* Stated goal *
Write the records out again, precisely as they stand.

• • •

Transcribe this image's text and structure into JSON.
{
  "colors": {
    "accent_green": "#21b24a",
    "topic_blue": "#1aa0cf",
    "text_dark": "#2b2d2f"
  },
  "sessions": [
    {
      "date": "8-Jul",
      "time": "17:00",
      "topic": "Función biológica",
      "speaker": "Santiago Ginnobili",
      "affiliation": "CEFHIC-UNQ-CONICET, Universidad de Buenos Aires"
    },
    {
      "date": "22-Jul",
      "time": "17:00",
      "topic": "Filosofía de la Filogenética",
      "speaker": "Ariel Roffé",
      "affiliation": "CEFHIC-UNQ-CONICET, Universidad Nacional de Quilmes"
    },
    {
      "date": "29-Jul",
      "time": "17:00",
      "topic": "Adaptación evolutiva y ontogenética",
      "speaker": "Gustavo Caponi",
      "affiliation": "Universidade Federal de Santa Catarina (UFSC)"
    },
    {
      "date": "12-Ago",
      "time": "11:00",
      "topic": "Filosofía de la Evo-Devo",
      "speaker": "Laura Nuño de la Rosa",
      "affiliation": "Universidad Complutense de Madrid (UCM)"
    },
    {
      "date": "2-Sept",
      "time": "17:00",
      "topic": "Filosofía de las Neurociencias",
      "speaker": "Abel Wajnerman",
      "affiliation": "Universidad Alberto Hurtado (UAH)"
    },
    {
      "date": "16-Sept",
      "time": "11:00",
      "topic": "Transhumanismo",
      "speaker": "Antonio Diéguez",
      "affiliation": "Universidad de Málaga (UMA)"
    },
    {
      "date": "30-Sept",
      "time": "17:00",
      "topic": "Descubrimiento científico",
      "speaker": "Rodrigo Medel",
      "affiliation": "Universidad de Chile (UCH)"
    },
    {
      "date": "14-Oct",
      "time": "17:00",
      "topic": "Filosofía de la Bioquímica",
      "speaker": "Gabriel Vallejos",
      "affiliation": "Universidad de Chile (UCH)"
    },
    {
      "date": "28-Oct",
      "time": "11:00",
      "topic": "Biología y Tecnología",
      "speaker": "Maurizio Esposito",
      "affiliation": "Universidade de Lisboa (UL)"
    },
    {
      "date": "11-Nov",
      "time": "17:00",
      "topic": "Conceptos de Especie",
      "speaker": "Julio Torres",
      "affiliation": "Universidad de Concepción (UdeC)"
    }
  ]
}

• • •

* Answer to the task *
Transcribe this image's text and structure into JSON.
{
  "colors": {
    "accent_green": "#21b24a",
    "topic_blue": "#1aa0cf",
    "text_dark": "#2b2d2f"
  },
  "sessions": [
    {
      "date": "8-Jul",
      "time": "17:00",
      "topic": "Función biológica",
      "speaker": "Santiago Ginnobili",
      "affiliation": "CEFHIC-UNQ-CONICET, Universidad de Buenos Aires"
    },
    {
      "date": "22-Jul",
      "time": "17:00",
      "topic": "Filosofía de la Filogenética",
      "speaker": "Ariel Roffé",
      "affiliation": "CEFHIC-UNQ-CONICET, Universidad Nacional de Quilmes"
    },
    {
      "date": "29-Jul",
      "time": "17:00",
      "topic": "Adaptación evolutiva y ontogenética",
      "speaker": "Gustavo Caponi",
      "affiliation": "Universidade Federal de Santa Catarina (UFSC)"
    },
    {
      "date": "12-Ago",
      "time": "11:00",
      "topic": "Filosofía de la Evo-Devo",
      "speaker": "Laura Nuño de la Rosa",
      "affiliation": "Universidad Complutense de Madrid (UCM)"
    },
    {
      "date": "2-Sept",
      "time": "17:00",
      "topic": "Filosofía de las Neurociencias",
      "speaker": "Abel Wajnerman",
      "affiliation": "Universidad Alberto Hurtado (UAH)"
    },
    {
      "date": "16-Sept",
      "time": "11:00",
      "topic": "Transhumanismo",
      "speaker": "Antonio Diéguez",
      "affiliation": "Universidad de Málaga (UMA)"
    },
    {
      "date": "30-Sept",
      "time": "17:00",
      "topic": "Descubrimiento científico",
      "speaker": "Rodrigo Medel",
      "affiliation": "Universidad de Chile (UCH)"
    },
    {
      "date": "14-Oct",
      "time": "17:00",
      "topic": "Filosofía de la Bioquímica",
      "speaker": "Gabriel Vallejos",
      "affiliation": "Universidad de Chile (UCH)"
    },
    {
      "date": "28-Oct",
      "time": "11:00",
      "topic": "Biología y Tecnología",
      "speaker": "Maurizio Esposito",
      "affiliation": "Universidade de Lisboa (UL)"
    },
    {
      "date": "11-Nov",
      "time": "17:00",
      "topic": "Conceptos de Especie",
      "speaker": "Julio Torres",
      "affiliation": "Universidad de Concepción (UdeC)"
    }
  ]
}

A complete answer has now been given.